-- Requirements --
Identify the lines bearing the string "Fitnes" and gather them.

──────── Data extract ────────

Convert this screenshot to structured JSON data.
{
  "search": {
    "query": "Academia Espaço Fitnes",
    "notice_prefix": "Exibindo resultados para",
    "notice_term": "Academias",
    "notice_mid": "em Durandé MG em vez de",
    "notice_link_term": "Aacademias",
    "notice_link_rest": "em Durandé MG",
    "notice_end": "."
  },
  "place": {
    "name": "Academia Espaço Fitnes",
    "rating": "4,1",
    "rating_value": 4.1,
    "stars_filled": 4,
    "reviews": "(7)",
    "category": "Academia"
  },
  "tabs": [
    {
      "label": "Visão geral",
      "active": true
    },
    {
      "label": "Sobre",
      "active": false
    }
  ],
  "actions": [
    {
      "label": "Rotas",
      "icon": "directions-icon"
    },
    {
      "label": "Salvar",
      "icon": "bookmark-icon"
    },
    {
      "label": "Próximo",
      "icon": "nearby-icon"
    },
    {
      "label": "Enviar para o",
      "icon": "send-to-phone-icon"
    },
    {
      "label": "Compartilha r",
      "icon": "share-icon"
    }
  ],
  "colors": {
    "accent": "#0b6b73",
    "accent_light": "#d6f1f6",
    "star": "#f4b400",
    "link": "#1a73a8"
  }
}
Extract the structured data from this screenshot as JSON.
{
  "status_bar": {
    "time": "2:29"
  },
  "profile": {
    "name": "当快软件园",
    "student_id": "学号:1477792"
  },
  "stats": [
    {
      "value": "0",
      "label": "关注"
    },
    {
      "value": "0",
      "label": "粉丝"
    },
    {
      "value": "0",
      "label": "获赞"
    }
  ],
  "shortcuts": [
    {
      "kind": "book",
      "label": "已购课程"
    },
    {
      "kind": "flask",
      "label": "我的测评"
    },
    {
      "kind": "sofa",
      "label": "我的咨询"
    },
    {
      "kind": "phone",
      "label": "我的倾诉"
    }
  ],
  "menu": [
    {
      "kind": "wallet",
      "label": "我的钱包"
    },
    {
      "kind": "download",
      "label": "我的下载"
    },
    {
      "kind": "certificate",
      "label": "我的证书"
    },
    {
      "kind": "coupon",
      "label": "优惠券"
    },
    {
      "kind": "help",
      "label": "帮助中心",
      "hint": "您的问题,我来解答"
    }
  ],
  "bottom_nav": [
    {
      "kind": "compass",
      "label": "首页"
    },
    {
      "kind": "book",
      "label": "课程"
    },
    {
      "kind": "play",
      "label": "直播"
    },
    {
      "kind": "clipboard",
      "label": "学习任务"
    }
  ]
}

────────

-- Exercise output --
    "query": "Academia Espaço Fitnes",
    "name": "Academia Espaço Fitnes",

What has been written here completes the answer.